Re: Sporadic issue in putting a variable in workflow scope

Posted by DImuthu Upeksha <di...@gmail.com>.
Hi Junkai,

Thanks for the clarification. That helped a lot.

I our case, each of the task of the workflow are depending on the previous
task. So there is no parallel execution. And we are not using Job Queues.

Regarding the expiry time, what are the rules that you are imposing on
that? For example let's say I setup an expiry time to 2 hours, I assume
following situations are covered in Helix,

1. Even though the workflow is completed before 2 hours, resources related
to that workflow will not be cleared until 2 hours are elapsed and exactly
after 2 hours, all the resources will be cleared by the framework.
2. If the workflow failed, resources will not be cleared even after 2 hours
3. If the workflow wasn't scheduled within 2 hours in a participant, it
will be deleted

Is my understanding correct?

Thanks
Dimuthu


On Sat, Nov 10, 2018 at 4:26 PM Xue Junkai <ju...@gmail.com> wrote:

> Hi Dimuthu,
>
> Couple things here:
> 1. Only JobQueue in Helix is single branch DAG and 1 job running at a time
> with defining parallel job number to be 1. Otherwise, you may see many jobs
> running at same time as you set parallel job number to be a different
> number. For generic workflow, all jobs without dependencies could be
> dispatched together.
> 2. Helix only cleans up the completed generic workflows by deleting all
> the related znode, not for JobQueue. For JobQueue you have to set up
> periodical purge time. As Helix defined, JobQueue never finishes and only
> can be terminated by manual kill and it can keep accepting dynamic jobs.

Data rows:
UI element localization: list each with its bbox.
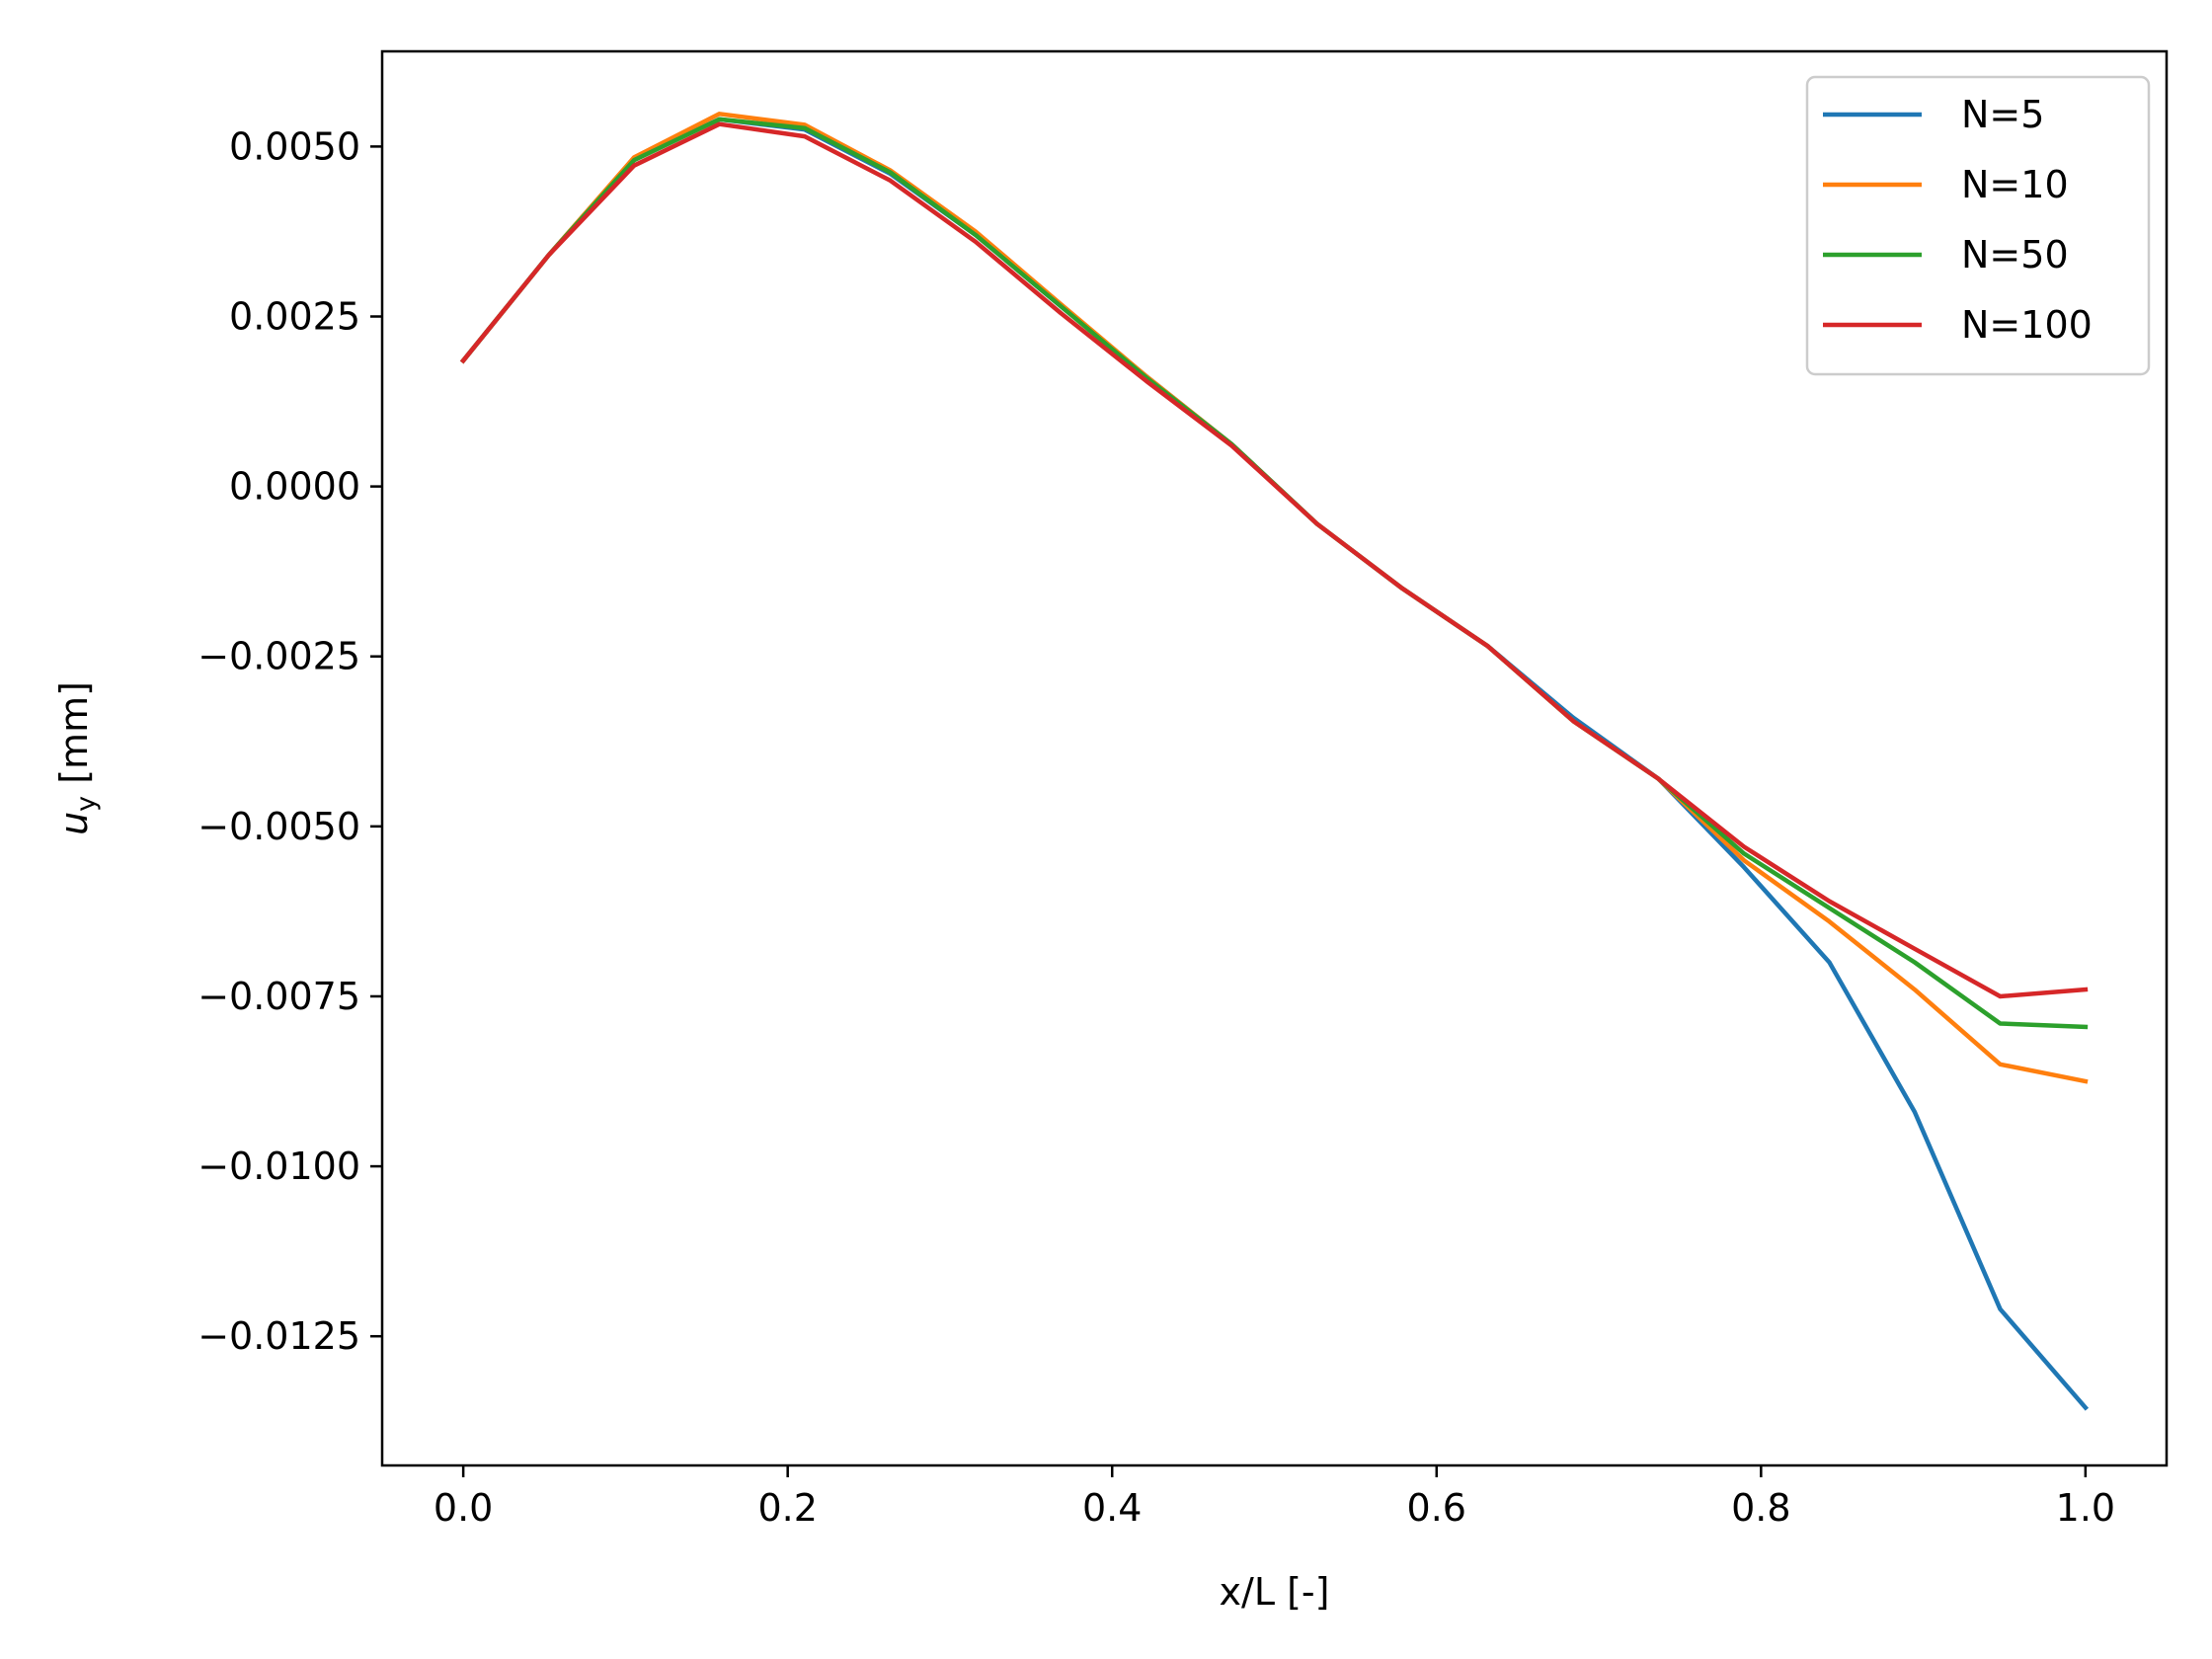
legend-label-n-100: N=100	[1961, 303, 2093, 347]
y-axis-label: uy [mm]	[52, 681, 102, 835]
y-axis-label-main: u	[52, 812, 96, 835]
y-tick-label: −0.0025	[198, 635, 360, 678]
legend-label-n-5: N=5	[1961, 93, 2044, 136]
y-axis-label-subscript: y	[71, 796, 102, 812]
legend-label-n-50: N=50	[1961, 233, 2069, 276]
x-axis: 0.0 0.2 0.4 0.6 0.8 1.0	[434, 1465, 2115, 1530]
x-tick-label: 0.4	[1082, 1486, 1142, 1530]
x-tick-label: 1.0	[2056, 1486, 2115, 1530]
y-tick-label: 0.0025	[229, 295, 360, 339]
y-axis: 0.0050 0.0025 0.0000 −0.0025 −0.0050 −0.0075 −…	[198, 124, 382, 1358]
y-tick-label: 0.0000	[229, 465, 360, 509]
plot-frame	[380, 49, 2169, 1467]
legend-box	[1805, 75, 2151, 376]
y-tick-label: 0.0050	[229, 124, 360, 168]
y-tick-label: −0.0050	[198, 805, 360, 848]
x-tick-label: 0.2	[757, 1486, 817, 1530]
y-tick-label: −0.0100	[198, 1145, 360, 1188]
x-tick-label: 0.8	[1731, 1486, 1790, 1530]
x-tick-label: 0.6	[1407, 1486, 1466, 1530]
legend: N=5 N=10 N=50 N=100	[1805, 75, 2151, 376]
legend-label-n-10: N=10	[1961, 163, 2069, 206]
x-axis-label: x/L [-]	[1220, 1570, 1330, 1614]
series-lines	[459, 112, 2090, 1411]
x-tick-label: 0.0	[434, 1486, 493, 1530]
y-tick-label: −0.0075	[198, 975, 360, 1018]
series-line-n-100	[459, 121, 2089, 999]
y-axis-label-unit: [mm]	[52, 681, 96, 796]
y-tick-label: −0.0125	[198, 1314, 360, 1358]
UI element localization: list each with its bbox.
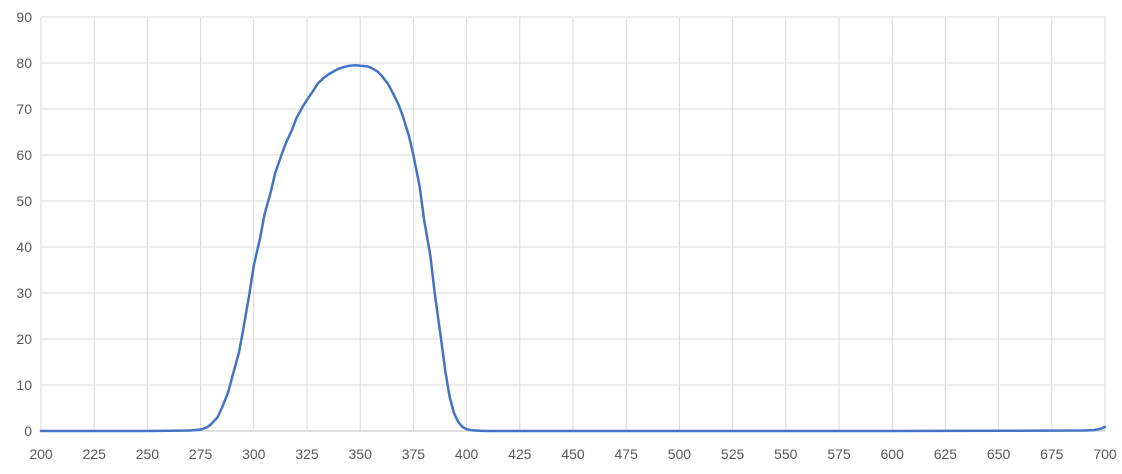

Given exercise:
Continue the Helix workflow-scope thread from its last line.

Final result:
> Thus you have to understand your workflow is generic workflow or JobQueue.
> For failed generic workflow, even if you setup the expiry time, Helix will
> not clean it up as Helix would like to keep it for user further
> investigation.
> 3. For Helix controller, if Helix failed to clean up workflows, the only
> thing you can see is the having workflows with context but no resource
> config and idealstate there. This is because of ZK write fail to clean last
> piece, context node. And there is no ideal state can trigger clean up again
> for this workflow.
>
> Please take a look for this task framework tutorial for detailed
> configurations:
> https://helix.apache.org/0.8.2-docs/tutorial_task_framework.html
>
> Best,
>
> Junkai
>
> On Sat, Nov 10, 2018 at 8:29 AM DImuthu Upeksha <
> dimuthu.upeksha2@gmail.com> wrote:
>
>> Hi Junkai,
>>
>> Thanks for the clarification. There are few special properties in our
>> workflows. All the workflows are single branch DAGs so there will be only
>> one job running at a time. By looking at the log, I could see that only
>> the
>> task with this error has been failed. Cleanup agent deleted this workflow
>> after this task is failed so it is clear that no other task is triggering
>> this issue (I checked the timestamp).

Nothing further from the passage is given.